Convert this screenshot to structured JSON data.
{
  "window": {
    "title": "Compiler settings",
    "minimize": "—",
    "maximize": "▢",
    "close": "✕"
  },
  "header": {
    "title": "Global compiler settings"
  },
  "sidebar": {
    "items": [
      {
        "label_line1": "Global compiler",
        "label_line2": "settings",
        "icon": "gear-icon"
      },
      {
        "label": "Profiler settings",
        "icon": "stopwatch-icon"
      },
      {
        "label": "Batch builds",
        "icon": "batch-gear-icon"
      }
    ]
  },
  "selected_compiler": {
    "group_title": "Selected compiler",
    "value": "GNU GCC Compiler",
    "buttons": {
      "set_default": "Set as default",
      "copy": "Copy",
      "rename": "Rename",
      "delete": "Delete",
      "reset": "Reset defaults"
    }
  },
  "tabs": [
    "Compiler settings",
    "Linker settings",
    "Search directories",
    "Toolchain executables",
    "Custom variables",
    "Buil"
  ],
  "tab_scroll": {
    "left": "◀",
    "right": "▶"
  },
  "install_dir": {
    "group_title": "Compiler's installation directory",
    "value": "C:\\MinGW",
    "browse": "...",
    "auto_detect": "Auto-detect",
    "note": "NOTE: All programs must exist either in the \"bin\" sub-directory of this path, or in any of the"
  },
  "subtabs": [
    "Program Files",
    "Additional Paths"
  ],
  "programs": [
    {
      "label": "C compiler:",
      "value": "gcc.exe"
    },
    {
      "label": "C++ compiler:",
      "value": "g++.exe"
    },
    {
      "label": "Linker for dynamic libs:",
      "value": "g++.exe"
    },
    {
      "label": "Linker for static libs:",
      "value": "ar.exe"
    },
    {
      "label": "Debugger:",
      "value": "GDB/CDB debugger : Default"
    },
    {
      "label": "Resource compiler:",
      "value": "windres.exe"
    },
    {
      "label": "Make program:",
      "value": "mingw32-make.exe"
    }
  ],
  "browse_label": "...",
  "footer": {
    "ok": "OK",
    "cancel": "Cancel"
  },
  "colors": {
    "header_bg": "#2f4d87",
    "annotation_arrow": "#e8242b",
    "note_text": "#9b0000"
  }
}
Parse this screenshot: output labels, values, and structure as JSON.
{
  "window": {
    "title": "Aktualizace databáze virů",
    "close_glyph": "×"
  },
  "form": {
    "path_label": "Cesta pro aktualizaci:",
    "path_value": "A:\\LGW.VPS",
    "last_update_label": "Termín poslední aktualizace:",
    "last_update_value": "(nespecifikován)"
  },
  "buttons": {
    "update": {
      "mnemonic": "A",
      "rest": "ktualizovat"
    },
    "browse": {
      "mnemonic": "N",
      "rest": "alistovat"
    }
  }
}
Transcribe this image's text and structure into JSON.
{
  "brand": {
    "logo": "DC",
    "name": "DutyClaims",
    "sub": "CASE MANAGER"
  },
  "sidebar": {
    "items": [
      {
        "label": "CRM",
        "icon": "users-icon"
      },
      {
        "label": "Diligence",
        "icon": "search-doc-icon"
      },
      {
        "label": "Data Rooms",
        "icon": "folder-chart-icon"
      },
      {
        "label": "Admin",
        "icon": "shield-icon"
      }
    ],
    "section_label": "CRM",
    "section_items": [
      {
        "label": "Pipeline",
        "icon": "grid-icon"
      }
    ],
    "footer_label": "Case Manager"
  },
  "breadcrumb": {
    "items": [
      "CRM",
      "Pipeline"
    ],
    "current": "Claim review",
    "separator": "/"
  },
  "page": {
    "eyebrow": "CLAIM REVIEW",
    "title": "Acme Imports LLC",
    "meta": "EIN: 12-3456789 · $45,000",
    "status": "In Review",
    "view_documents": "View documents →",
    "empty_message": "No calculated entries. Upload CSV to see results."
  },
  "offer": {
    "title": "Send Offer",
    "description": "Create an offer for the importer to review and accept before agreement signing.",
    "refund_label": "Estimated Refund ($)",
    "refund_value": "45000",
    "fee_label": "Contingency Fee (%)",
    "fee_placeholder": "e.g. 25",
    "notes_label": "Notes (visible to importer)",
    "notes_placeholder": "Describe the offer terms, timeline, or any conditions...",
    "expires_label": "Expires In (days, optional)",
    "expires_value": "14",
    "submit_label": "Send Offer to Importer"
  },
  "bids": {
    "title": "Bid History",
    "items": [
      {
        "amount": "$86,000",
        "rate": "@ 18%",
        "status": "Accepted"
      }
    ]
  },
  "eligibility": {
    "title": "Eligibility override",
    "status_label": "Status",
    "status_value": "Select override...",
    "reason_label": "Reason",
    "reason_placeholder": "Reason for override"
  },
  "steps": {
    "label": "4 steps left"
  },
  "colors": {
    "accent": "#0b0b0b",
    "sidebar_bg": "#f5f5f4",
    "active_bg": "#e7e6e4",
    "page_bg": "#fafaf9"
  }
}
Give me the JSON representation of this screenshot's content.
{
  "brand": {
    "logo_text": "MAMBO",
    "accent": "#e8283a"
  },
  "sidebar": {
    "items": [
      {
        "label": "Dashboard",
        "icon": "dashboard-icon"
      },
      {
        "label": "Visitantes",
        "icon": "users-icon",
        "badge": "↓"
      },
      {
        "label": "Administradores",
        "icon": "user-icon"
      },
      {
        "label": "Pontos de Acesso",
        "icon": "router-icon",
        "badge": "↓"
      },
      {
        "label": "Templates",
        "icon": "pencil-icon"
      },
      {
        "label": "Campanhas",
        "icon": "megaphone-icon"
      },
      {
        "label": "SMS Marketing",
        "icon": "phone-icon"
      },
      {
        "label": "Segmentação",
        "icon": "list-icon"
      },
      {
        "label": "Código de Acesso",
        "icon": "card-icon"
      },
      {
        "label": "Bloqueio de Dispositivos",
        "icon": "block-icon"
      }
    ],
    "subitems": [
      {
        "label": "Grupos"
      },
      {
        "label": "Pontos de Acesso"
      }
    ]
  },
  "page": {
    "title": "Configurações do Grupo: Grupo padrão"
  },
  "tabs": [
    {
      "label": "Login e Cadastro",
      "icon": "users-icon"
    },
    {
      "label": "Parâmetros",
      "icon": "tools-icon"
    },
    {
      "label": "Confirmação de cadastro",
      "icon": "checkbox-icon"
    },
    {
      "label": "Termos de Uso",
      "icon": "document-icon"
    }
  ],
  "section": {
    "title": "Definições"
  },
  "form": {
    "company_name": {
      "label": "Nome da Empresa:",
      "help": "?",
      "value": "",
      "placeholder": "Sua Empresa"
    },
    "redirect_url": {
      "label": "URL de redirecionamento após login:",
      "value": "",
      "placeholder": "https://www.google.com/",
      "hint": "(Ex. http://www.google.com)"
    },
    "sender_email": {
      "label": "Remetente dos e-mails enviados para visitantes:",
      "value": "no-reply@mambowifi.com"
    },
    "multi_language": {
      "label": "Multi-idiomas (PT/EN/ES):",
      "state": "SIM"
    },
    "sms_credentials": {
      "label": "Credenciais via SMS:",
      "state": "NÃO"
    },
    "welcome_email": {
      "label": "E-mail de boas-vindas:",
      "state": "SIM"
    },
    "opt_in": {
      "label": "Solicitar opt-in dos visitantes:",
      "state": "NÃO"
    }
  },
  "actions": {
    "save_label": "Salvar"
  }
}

**YOUR OBJECTIVE**
Where a line in the material above holds "Pontos", copy that line.

**SOLUTION BELOW**
        "label": "Pontos de Acesso",
        "label": "Pontos de Acesso"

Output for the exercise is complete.